Records for this exercise
######
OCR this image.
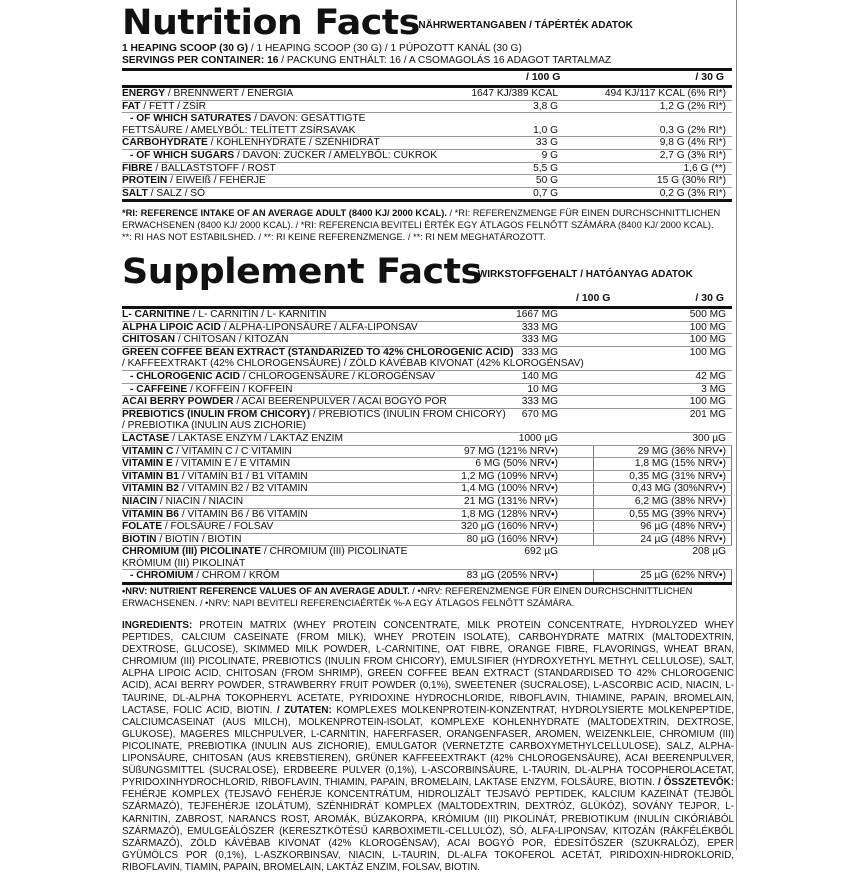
Nutrition Facts$^{NÄHRWERTANGABEN / TÁPÉRTÉK ADATOK}$
1 HEAPING SCOOP (30 G) / 1 HEAPING SCOOP (30 G) / 1 PÚPOZOTT KANÁL (30 G)
SERVINGS PER CONTAINER: 16 / PACKUNG ENTHÄLT: 16 / A CSOMAGOLÁS 16 ADAGOT TARTALMAZ
/ 100 G	/ 30 G
ENERGY / BRENNWERT / ENERGIA	1647 KJ/389 KCAL	494 KJ/117 KCAL (6% RI*)
FAT / FETT / ZSÍR	3,8 G	1,2 G (2% RI*)
- OF WHICH SATURATES / DAVON: GESÄTTIGTE
FETTSÄURE / AMELYBŐL: TELÍTETT ZSÍRSAVAK	1,0 G	0,3 G (2% RI*)
CARBOHYDRATE / KOHLENHYDRATE / SZÉNHIDRÁT	33 G	9,8 G (4% RI*)
- OF WHICH SUGARS / DAVON: ZUCKER / AMELYBŐL: CUKROK	9 G	2,7 G (3% RI*)
FIBRE / BALLASTSTOFF / ROST	5,5 G	1,6 G (**)
PROTEIN / EIWEIß / FEHÉRJE	50 G	15 G (30% RI*)
SALT / SALZ / SÓ	0,7 G	0,2 G (3% RI*)
*RI: REFERENCE INTAKE OF AN AVERAGE ADULT (8400 KJ/ 2000 KCAL). / *RI: REFERENZMENGE FÜR EINEN DURCHSCHNITTLICHEN ERWACHSENEN (8400 KJ/ 2000 KCAL). / *RI: REFERENCIA BEVITELI ÉRTÉK EGY ÁTLAGOS FELNŐTT SZÁMÁRA (8400 KJ/ 2000 KCAL).
**: RI HAS NOT ESTABILSHED. / **: RI KEINE REFERENZMENGE. / **: RI NEM MEGHATÁROZOTT.
Supplement Facts$^{WIRKSTOFFGEHALT / HATÓANYAG ADATOK}$
/ 100 G	/ 30 G
L- CARNITINE / L- CARNITIN / L- KARNITIN	1667 MG	500 MG
ALPHA LIPOIC ACID / ALPHA-LIPONSÄURE / ALFA-LIPONSAV	333 MG	100 MG
CHITOSAN / CHITOSAN / KITOZÁN	333 MG	100 MG
GREEN COFFEE BEAN EXTRACT (STANDARIZED TO 42% CHLOROGENIC ACID) 333 MG	100 MG
/ KAFFEEXTRAKT (42% CHLOROGENSÄURE) / ZÖLD KÁVÉBAB KIVONAT (42% KLOROGÉNSAV)
- CHLOROGENIC ACID / CHLOROGENSÄURE / KLOROGÉNSAV	140 MG	42 MG
- CAFFEINE / KOFFEIN / KOFFEIN	10 MG	3 MG
ACAI BERRY POWDER / ACAI BEERENPULVER / ACAI BOGYÓ POR	333 MG	100 MG
PREBIOTICS (INULIN FROM CHICORY) / PREBIOTICS (INULIN FROM CHICORY) 670 MG	201 MG
/ PREBIOTIKA (INULIN AUS ZICHORIE)
LACTASE / LAKTASE ENZYM / LAKTÁZ ENZIM	1000 µG	300 µG
VITAMIN C / VITAMIN C / C VITAMIN	97 MG (121% NRV•)	29 MG (36% NRV•)
VITAMIN E / VITAMIN E / E VITAMIN	6 MG (50% NRV•)	1,8 MG (15% NRV•)
VITAMIN B1 / VITAMIN B1 / B1 VITAMIN	1,2 MG (109% NRV•)	0,35 MG (31% NRV•)
VITAMIN B2 / VITAMIN B2 / B2 VITAMIN	1,4 MG (100% NRV•)	0,43 MG (30%NRV•)
NIACIN / NIACIN / NIACIN	21 MG (131% NRV•)	6,2 MG (38% NRV•)
VITAMIN B6 / VITAMIN B6 / B6 VITAMIN	1,8 MG (128% NRV•)	0,55 MG (39% NRV•)
FOLATE / FOLSÄURE / FOLSAV	320 µG (160% NRV•)	96 µG (48% NRV•)
BIOTIN / BIOTIN / BIOTIN	80 µG (160% NRV•)	24 µG (48% NRV•)
CHROMIUM (III) PICOLINATE / CHROMIUM (III) PICOLINATE	692 µG	208 µG
KRÓMIUM (III) PIKOLINÁT
- CHROMIUM / CHROM / KRÓM	83 µG (205% NRV•)	25 µG (62% NRV•)
•NRV: NUTRIENT REFERENCE VALUES OF AN AVERAGE ADULT. / •NRV: REFERENZMENGE FÜR EINEN DURCHSCHNITTLICHEN ERWACHSENEN. / •NRV: NAPI BEVITELI REFERENCIAÉRTÉK %-A EGY ÁTLAGOS FELNŐTT SZÁMÁRA.
INGREDIENTS: PROTEIN MATRIX (WHEY PROTEIN CONCENTRATE, MILK PROTEIN CONCENTRATE, HYDROLYZED WHEY PEPTIDES, CALCIUM CASEINATE (FROM MILK), WHEY PROTEIN ISOLATE), CARBOHYDRATE MATRIX (MALTODEXTRIN, DEXTROSE, GLUCOSE), SKIMMED MILK POWDER, L-CARNITINE, OAT FIBRE, ORANGE FIBRE, FLAVORINGS, WHEAT BRAN, CHROMIUM (III) PICOLINATE, PREBIOTICS (INULIN FROM CHICORY), EMULSIFIER (HYDROXYETHYL METHYL CELLULOSE), SALT, ALPHA LIPOIC ACID, CHITOSAN (FROM SHRIMP), GREEN COFFEE BEAN EXTRACT (STANDARDISED TO 42% CHLOROGENIC ACID), ACAI BERRY POWDER, STRAWBERRY FRUIT POWDER (0,1%), SWEETENER (SUCRALOSE), L-ASCORBIC ACID, NIACIN, L-TAURINE, DL-ALPHA TOKOPHERYL ACETATE, PYRIDOXINE HYDROCHLORIDE, RIBOFLAVIN, THIAMINE, PAPAIN, BROMELAIN, LACTASE, FOLIC ACID, BIOTIN. / ZUTATEN: KOMPLEXES MOLKENPROTEIN-KONZENTRAT, HYDROLYSIERTE MOLKENPEPTIDE, CALCIUMCASEINAT (AUS MILCH), MOLKENPROTEIN-ISOLAT, KOMPLEXE KOHLENHYDRATE (MALTODEXTRIN, DEXTROSE, GLUKOSE), MAGERES MILCHPULVER, L-CARNITIN, HAFERFASER, ORANGENFASER, AROMEN, WEIZENKLEIE, CHROMIUM (III) PICOLINATE, PREBIOTIKA (INULIN AUS ZICHORIE), EMULGATOR (VERNETZTE CARBOXYMETHYLCELLULOSE), SALZ, ALPHA-LIPONSÄURE, CHITOSAN (AUS KREBSTIEREN), GRÜNER KAFFEEEXTRAKT (42% CHLOROGENSÄURE), ACAI BEERENPULVER, SÜßUNGSMITTEL (SUCRALOSE), ERDBEERE PULVER (0,1%), L-ASCORBINSÄURE, L-TAURIN, DL-ALPHA TOCOPHEROLACETAT, PYRIDOXINHYDROCHLORID, RIBOFLAVIN, THIAMIN, PAPAIN, BROMELAIN, LAKTASE ENZYM, FOLSÄURE, BIOTIN. / ÖSSZETEVŐK: FEHÉRJE KOMPLEX (TEJSAVÓ FEHÉRJE KONCENTRÁTUM, HIDROLIZÁLT TEJSAVÓ PEPTIDEK, KALCIUM KAZEINÁT (TEJBŐL SZÁRMAZÓ), TEJFEHÉRJE IZOLÁTUM), SZÉNHIDRÁT KOMPLEX (MALTODEXTRIN, DEXTRÓZ, GLÜKÓZ), SOVÁNY TEJPOR, L-KARNITIN, ZABROST, NARANCS ROST, AROMÁK, BÚZAKORPA, KRÓMIUM (III) PIKOLINÁT, PREBIOTIKUM (INULIN CIKÓRIÁBÓL SZÁRMAZÓ), EMULGEÁLÓSZER (KERESZTKÖTÉSŰ KARBOXIMETIL-CELLULÓZ), SÓ, ALFA-LIPONSAV, KITOZÁN (RÁKFÉLÉKBŐL SZÁRMAZÓ), ZÖLD KÁVÉBAB KIVONAT (42% KLOROGÉNSAV), ACAI BOGYÓ POR, ÉDESÍTŐSZER (SZUKRALÓZ), EPER GYÜMÖLCS POR (0,1%), L-ASZKORBINSAV, NIACIN, L-TAURIN, DL-ALFA TOKOFEROL ACETÁT, PIRIDOXIN-HIDROKLORID, RIBOFLAVIN, TIAMIN, PAPAIN, BROMELAIN, LAKTÁZ ENZIM, FOLSAV, BIOTIN.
######
What is being asked
When a line in the listing above holds the word "REFERENZMENGE", copy it.

Exercise result
*RI: REFERENCE INTAKE OF AN AVERAGE ADULT (8400 KJ/ 2000 KCAL). / *RI: REFERENZMENGE FÜR EINEN DURCHSCHNITTLICHEN ERWACHSENEN (8400 KJ/ 2000 KCAL). / *RI: REFERENCIA BEVITELI ÉRTÉK EGY ÁTLAGOS FELNŐTT SZÁMÁRA (8400 KJ/ 2000 KCAL).
**: RI HAS NOT ESTABILSHED. / **: RI KEINE REFERENZMENGE. / **: RI NEM MEGHATÁROZOTT.
•NRV: NUTRIENT REFERENCE VALUES OF AN AVERAGE ADULT. / •NRV: REFERENZMENGE FÜR EINEN DURCHSCHNITTLICHEN ERWACHSENEN. / •NRV: NAPI BEVITELI REFERENCIAÉRTÉK %-A EGY ÁTLAGOS FELNŐTT SZÁMÁRA.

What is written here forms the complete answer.